SET TASK » Your task is to print all of the material verbatim.

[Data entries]
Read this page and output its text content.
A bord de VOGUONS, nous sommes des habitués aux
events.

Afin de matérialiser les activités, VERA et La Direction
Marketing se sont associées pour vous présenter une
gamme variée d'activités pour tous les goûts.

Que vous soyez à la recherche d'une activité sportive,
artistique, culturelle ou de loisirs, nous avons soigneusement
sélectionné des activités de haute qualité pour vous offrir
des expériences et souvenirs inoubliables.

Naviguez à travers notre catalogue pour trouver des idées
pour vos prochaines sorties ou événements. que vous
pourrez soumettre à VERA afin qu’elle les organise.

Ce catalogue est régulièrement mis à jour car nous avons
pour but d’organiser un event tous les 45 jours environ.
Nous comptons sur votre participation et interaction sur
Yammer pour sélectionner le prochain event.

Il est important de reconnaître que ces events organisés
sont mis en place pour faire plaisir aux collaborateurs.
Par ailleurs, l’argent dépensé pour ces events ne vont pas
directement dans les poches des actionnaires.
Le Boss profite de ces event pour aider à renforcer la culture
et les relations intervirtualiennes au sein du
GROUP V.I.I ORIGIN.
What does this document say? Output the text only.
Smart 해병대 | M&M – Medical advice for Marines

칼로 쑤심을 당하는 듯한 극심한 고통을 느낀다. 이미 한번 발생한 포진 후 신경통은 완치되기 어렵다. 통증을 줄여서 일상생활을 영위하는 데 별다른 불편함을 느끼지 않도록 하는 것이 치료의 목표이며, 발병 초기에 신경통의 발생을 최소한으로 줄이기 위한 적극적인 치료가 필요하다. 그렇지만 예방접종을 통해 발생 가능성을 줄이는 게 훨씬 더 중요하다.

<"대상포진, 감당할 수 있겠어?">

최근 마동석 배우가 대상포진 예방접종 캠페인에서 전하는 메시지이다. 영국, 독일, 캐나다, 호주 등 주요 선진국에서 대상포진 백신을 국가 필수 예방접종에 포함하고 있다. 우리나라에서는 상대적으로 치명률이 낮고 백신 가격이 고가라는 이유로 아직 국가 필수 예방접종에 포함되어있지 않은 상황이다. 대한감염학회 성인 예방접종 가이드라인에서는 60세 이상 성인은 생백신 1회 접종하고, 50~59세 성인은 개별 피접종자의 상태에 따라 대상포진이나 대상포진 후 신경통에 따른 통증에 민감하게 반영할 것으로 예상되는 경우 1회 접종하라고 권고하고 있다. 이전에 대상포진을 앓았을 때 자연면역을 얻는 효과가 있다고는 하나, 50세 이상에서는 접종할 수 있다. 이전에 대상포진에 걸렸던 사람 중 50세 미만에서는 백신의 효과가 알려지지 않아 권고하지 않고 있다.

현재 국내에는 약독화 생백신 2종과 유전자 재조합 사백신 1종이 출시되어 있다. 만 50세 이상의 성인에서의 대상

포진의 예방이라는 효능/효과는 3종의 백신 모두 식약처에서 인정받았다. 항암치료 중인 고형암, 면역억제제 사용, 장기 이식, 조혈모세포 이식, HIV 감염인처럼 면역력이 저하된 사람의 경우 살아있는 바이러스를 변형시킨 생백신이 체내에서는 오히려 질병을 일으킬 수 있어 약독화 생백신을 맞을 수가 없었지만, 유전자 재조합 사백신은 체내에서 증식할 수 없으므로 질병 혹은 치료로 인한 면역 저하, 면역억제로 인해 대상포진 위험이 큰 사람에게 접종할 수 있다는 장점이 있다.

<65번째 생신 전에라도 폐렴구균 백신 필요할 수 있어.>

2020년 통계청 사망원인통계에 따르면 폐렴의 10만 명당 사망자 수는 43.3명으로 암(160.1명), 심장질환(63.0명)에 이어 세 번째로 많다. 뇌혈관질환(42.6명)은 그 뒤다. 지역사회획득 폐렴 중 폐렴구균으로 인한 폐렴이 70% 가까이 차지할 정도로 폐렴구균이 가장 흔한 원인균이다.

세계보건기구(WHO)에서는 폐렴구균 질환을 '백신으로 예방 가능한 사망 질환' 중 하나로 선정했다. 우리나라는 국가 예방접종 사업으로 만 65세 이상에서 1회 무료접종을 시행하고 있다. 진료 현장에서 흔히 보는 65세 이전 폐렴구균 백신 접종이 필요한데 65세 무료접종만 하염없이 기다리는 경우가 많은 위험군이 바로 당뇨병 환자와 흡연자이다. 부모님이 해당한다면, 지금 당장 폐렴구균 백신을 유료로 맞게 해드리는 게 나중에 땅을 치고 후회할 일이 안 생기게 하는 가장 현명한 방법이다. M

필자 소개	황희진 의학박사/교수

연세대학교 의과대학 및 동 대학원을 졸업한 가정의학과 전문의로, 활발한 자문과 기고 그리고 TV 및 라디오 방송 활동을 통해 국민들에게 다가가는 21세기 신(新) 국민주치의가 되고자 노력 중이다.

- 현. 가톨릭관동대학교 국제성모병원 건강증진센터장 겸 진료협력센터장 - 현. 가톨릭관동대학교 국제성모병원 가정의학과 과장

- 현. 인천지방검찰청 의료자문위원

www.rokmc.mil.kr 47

FULL SOLUTION »
Read this page and output its text content.
A bord de VOGUONS, nous sommes des habitués aux
events.

Afin de matérialiser les activités, VERA et La Direction
Marketing se sont associées pour vous présenter une
gamme variée d'activités pour tous les goûts.

Que vous soyez à la recherche d'une activité sportive,
artistique, culturelle ou de loisirs, nous avons soigneusement
sélectionné des activités de haute qualité pour vous offrir
des expériences et souvenirs inoubliables.

Naviguez à travers notre catalogue pour trouver des idées
pour vos prochaines sorties ou événements. que vous
pourrez soumettre à VERA afin qu’elle les organise.

Ce catalogue est régulièrement mis à jour car nous avons
pour but d’organiser un event tous les 45 jours environ.
Nous comptons sur votre participation et interaction sur
Yammer pour sélectionner le prochain event.

Il est important de reconnaître que ces events organisés
sont mis en place pour faire plaisir aux collaborateurs.
Par ailleurs, l’argent dépensé pour ces events ne vont pas
directement dans les poches des actionnaires.
Le Boss profite de ces event pour aider à renforcer la culture
et les relations intervirtualiennes au sein du
GROUP V.I.I ORIGIN.
What does this document say? Output the text only.
Smart 해병대 | M&M – Medical advice for Marines

칼로 쑤심을 당하는 듯한 극심한 고통을 느낀다. 이미 한번 발생한 포진 후 신경통은 완치되기 어렵다. 통증을 줄여서 일상생활을 영위하는 데 별다른 불편함을 느끼지 않도록 하는 것이 치료의 목표이며, 발병 초기에 신경통의 발생을 최소한으로 줄이기 위한 적극적인 치료가 필요하다. 그렇지만 예방접종을 통해 발생 가능성을 줄이는 게 훨씬 더 중요하다.

<"대상포진, 감당할 수 있겠어?">

최근 마동석 배우가 대상포진 예방접종 캠페인에서 전하는 메시지이다. 영국, 독일, 캐나다, 호주 등 주요 선진국에서 대상포진 백신을 국가 필수 예방접종에 포함하고 있다. 우리나라에서는 상대적으로 치명률이 낮고 백신 가격이 고가라는 이유로 아직 국가 필수 예방접종에 포함되어있지 않은 상황이다. 대한감염학회 성인 예방접종 가이드라인에서는 60세 이상 성인은 생백신 1회 접종하고, 50~59세 성인은 개별 피접종자의 상태에 따라 대상포진이나 대상포진 후 신경통에 따른 통증에 민감하게 반영할 것으로 예상되는 경우 1회 접종하라고 권고하고 있다. 이전에 대상포진을 앓았을 때 자연면역을 얻는 효과가 있다고는 하나, 50세 이상에서는 접종할 수 있다. 이전에 대상포진에 걸렸던 사람 중 50세 미만에서는 백신의 효과가 알려지지 않아 권고하지 않고 있다.

현재 국내에는 약독화 생백신 2종과 유전자 재조합 사백신 1종이 출시되어 있다. 만 50세 이상의 성인에서의 대상

포진의 예방이라는 효능/효과는 3종의 백신 모두 식약처에서 인정받았다. 항암치료 중인 고형암, 면역억제제 사용, 장기 이식, 조혈모세포 이식, HIV 감염인처럼 면역력이 저하된 사람의 경우 살아있는 바이러스를 변형시킨 생백신이 체내에서는 오히려 질병을 일으킬 수 있어 약독화 생백신을 맞을 수가 없었지만, 유전자 재조합 사백신은 체내에서 증식할 수 없으므로 질병 혹은 치료로 인한 면역 저하, 면역억제로 인해 대상포진 위험이 큰 사람에게 접종할 수 있다는 장점이 있다.

<65번째 생신 전에라도 폐렴구균 백신 필요할 수 있어.>

2020년 통계청 사망원인통계에 따르면 폐렴의 10만 명당 사망자 수는 43.3명으로 암(160.1명), 심장질환(63.0명)에 이어 세 번째로 많다. 뇌혈관질환(42.6명)은 그 뒤다. 지역사회획득 폐렴 중 폐렴구균으로 인한 폐렴이 70% 가까이 차지할 정도로 폐렴구균이 가장 흔한 원인균이다.

세계보건기구(WHO)에서는 폐렴구균 질환을 '백신으로 예방 가능한 사망 질환' 중 하나로 선정했다. 우리나라는 국가 예방접종 사업으로 만 65세 이상에서 1회 무료접종을 시행하고 있다. 진료 현장에서 흔히 보는 65세 이전 폐렴구균 백신 접종이 필요한데 65세 무료접종만 하염없이 기다리는 경우가 많은 위험군이 바로 당뇨병 환자와 흡연자이다. 부모님이 해당한다면, 지금 당장 폐렴구균 백신을 유료로 맞게 해드리는 게 나중에 땅을 치고 후회할 일이 안 생기게 하는 가장 현명한 방법이다. M

필자 소개	황희진 의학박사/교수

연세대학교 의과대학 및 동 대학원을 졸업한 가정의학과 전문의로, 활발한 자문과 기고 그리고 TV 및 라디오 방송 활동을 통해 국민들에게 다가가는 21세기 신(新) 국민주치의가 되고자 노력 중이다.

- 현. 가톨릭관동대학교 국제성모병원 건강증진센터장 겸 진료협력센터장 - 현. 가톨릭관동대학교 국제성모병원 가정의학과 과장

- 현. 인천지방검찰청 의료자문위원

www.rokmc.mil.kr 47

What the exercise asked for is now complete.